■ Given task
Reproduce all of the listing below without alteration.

(begin)

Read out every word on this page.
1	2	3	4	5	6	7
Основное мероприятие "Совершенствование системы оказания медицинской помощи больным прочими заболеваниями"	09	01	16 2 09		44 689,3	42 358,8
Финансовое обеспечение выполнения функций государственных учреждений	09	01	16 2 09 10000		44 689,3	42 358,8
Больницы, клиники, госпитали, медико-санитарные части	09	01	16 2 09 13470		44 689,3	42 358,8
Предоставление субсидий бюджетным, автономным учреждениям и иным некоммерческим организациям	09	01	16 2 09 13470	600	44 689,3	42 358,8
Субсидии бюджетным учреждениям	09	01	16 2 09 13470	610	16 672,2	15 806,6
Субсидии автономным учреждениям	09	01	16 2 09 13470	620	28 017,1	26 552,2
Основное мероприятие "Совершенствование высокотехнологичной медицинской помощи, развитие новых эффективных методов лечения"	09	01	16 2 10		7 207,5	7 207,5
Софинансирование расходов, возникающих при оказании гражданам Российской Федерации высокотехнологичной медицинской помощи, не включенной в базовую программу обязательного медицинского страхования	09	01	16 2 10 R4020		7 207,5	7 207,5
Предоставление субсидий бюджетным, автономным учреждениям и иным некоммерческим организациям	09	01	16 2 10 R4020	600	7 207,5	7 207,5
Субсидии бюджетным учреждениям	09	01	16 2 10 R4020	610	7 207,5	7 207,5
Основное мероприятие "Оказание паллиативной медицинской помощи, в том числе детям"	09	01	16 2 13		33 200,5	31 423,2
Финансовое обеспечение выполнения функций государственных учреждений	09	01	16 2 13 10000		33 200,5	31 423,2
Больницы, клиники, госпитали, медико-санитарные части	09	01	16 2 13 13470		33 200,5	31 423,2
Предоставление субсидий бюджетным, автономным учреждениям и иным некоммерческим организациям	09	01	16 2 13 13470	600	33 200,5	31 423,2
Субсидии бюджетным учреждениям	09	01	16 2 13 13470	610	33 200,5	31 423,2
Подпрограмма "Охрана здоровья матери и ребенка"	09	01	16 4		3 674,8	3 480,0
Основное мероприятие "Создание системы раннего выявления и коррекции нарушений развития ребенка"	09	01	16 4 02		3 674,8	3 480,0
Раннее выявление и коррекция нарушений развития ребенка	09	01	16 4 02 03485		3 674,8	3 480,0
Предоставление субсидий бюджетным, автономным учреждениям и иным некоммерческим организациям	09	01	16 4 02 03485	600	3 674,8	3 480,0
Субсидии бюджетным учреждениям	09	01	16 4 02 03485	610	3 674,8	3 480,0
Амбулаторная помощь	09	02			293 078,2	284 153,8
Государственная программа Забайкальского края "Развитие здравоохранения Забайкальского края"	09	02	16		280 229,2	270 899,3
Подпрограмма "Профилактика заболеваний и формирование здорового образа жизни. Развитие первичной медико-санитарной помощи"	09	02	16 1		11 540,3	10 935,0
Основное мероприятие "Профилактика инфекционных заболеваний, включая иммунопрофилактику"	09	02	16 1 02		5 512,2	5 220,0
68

(end)

■ Reply
Read out every word on this page.
1	2	3	4	5	6	7
Основное мероприятие "Совершенствование системы оказания медицинской помощи больным прочими заболеваниями"	09	01	16 2 09		44 689,3	42 358,8
Финансовое обеспечение выполнения функций государственных учреждений	09	01	16 2 09 10000		44 689,3	42 358,8
Больницы, клиники, госпитали, медико-санитарные части	09	01	16 2 09 13470		44 689,3	42 358,8
Предоставление субсидий бюджетным, автономным учреждениям и иным некоммерческим организациям	09	01	16 2 09 13470	600	44 689,3	42 358,8
Субсидии бюджетным учреждениям	09	01	16 2 09 13470	610	16 672,2	15 806,6
Субсидии автономным учреждениям	09	01	16 2 09 13470	620	28 017,1	26 552,2
Основное мероприятие "Совершенствование высокотехнологичной медицинской помощи, развитие новых эффективных методов лечения"	09	01	16 2 10		7 207,5	7 207,5
Софинансирование расходов, возникающих при оказании гражданам Российской Федерации высокотехнологичной медицинской помощи, не включенной в базовую программу обязательного медицинского страхования	09	01	16 2 10 R4020		7 207,5	7 207,5
Предоставление субсидий бюджетным, автономным учреждениям и иным некоммерческим организациям	09	01	16 2 10 R4020	600	7 207,5	7 207,5
Субсидии бюджетным учреждениям	09	01	16 2 10 R4020	610	7 207,5	7 207,5
Основное мероприятие "Оказание паллиативной медицинской помощи, в том числе детям"	09	01	16 2 13		33 200,5	31 423,2
Финансовое обеспечение выполнения функций государственных учреждений	09	01	16 2 13 10000		33 200,5	31 423,2
Больницы, клиники, госпитали, медико-санитарные части	09	01	16 2 13 13470		33 200,5	31 423,2
Предоставление субсидий бюджетным, автономным учреждениям и иным некоммерческим организациям	09	01	16 2 13 13470	600	33 200,5	31 423,2
Субсидии бюджетным учреждениям	09	01	16 2 13 13470	610	33 200,5	31 423,2
Подпрограмма "Охрана здоровья матери и ребенка"	09	01	16 4		3 674,8	3 480,0
Основное мероприятие "Создание системы раннего выявления и коррекции нарушений развития ребенка"	09	01	16 4 02		3 674,8	3 480,0
Раннее выявление и коррекция нарушений развития ребенка	09	01	16 4 02 03485		3 674,8	3 480,0
Предоставление субсидий бюджетным, автономным учреждениям и иным некоммерческим организациям	09	01	16 4 02 03485	600	3 674,8	3 480,0
Субсидии бюджетным учреждениям	09	01	16 4 02 03485	610	3 674,8	3 480,0
Амбулаторная помощь	09	02			293 078,2	284 153,8
Государственная программа Забайкальского края "Развитие здравоохранения Забайкальского края"	09	02	16		280 229,2	270 899,3
Подпрограмма "Профилактика заболеваний и формирование здорового образа жизни. Развитие первичной медико-санитарной помощи"	09	02	16 1		11 540,3	10 935,0
Основное мероприятие "Профилактика инфекционных заболеваний, включая иммунопрофилактику"	09	02	16 1 02		5 512,2	5 220,0
68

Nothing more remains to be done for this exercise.